Problem description | Go through the listing and set it down exactly, leaving out its pictures.

----- Information supplied

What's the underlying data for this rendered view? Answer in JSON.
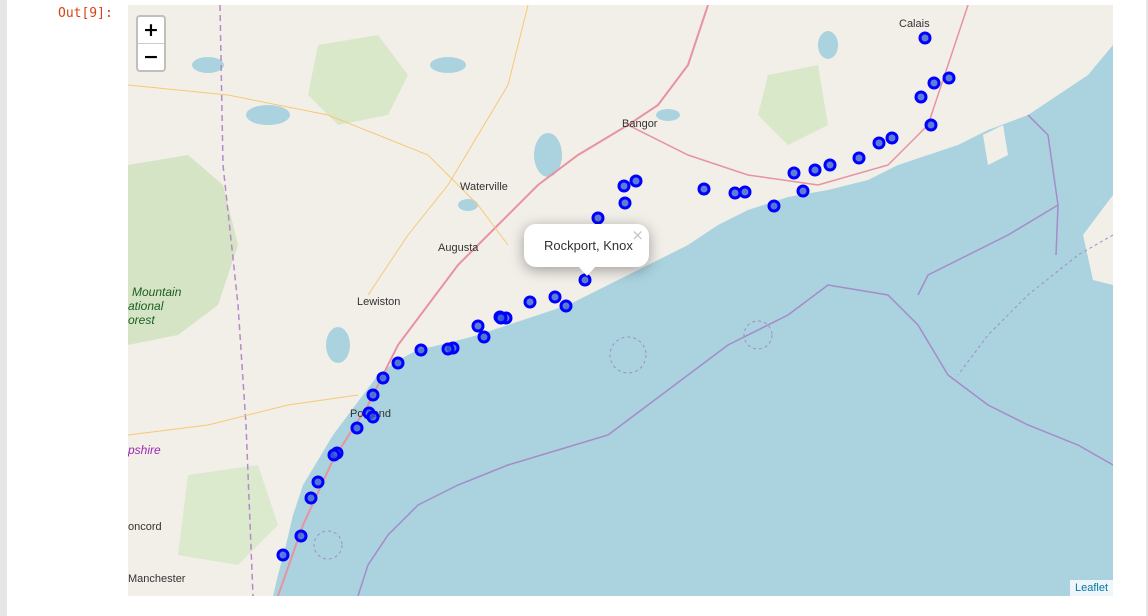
{
  "notebook": {
    "out_prompt": "Out[9]:"
  },
  "map": {
    "zoom_in_label": "+",
    "zoom_out_label": "−",
    "attribution": "Leaflet",
    "colors": {
      "water": "#aad3df",
      "land": "#f2efe9",
      "marker_stroke": "#0000ff",
      "marker_fill": "#3a60d0"
    },
    "popup": {
      "text": "Rockport, Knox",
      "close_label": "×"
    },
    "labels": [
      {
        "text": "Calais",
        "kind": "city"
      },
      {
        "text": "Bangor",
        "kind": "city"
      },
      {
        "text": "Waterville",
        "kind": "city"
      },
      {
        "text": "Augusta",
        "kind": "city"
      },
      {
        "text": "Lewiston",
        "kind": "city"
      },
      {
        "text": "Portland",
        "kind": "city"
      },
      {
        "text": "oncord",
        "kind": "city"
      },
      {
        "text": "Manchester",
        "kind": "city"
      },
      {
        "text": "Mountain",
        "kind": "area"
      },
      {
        "text": "ational",
        "kind": "area"
      },
      {
        "text": "orest",
        "kind": "area"
      },
      {
        "text": "pshire",
        "kind": "state"
      }
    ],
    "markers_count": 44
  }
}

----------

Solution to this problem |
What's the underlying data for this rendered view? Answer in JSON.
{
  "notebook": {
    "out_prompt": "Out[9]:"
  },
  "map": {
    "zoom_in_label": "+",
    "zoom_out_label": "−",
    "attribution": "Leaflet",
    "colors": {
      "water": "#aad3df",
      "land": "#f2efe9",
      "marker_stroke": "#0000ff",
      "marker_fill": "#3a60d0"
    },
    "popup": {
      "text": "Rockport, Knox",
      "close_label": "×"
    },
    "labels": [
      {
        "text": "Calais",
        "kind": "city"
      },
      {
        "text": "Bangor",
        "kind": "city"
      },
      {
        "text": "Waterville",
        "kind": "city"
      },
      {
        "text": "Augusta",
        "kind": "city"
      },
      {
        "text": "Lewiston",
        "kind": "city"
      },
      {
        "text": "Portland",
        "kind": "city"
      },
      {
        "text": "oncord",
        "kind": "city"
      },
      {
        "text": "Manchester",
        "kind": "city"
      },
      {
        "text": "Mountain",
        "kind": "area"
      },
      {
        "text": "ational",
        "kind": "area"
      },
      {
        "text": "orest",
        "kind": "area"
      },
      {
        "text": "pshire",
        "kind": "state"
      }
    ],
    "markers_count": 44
  }
}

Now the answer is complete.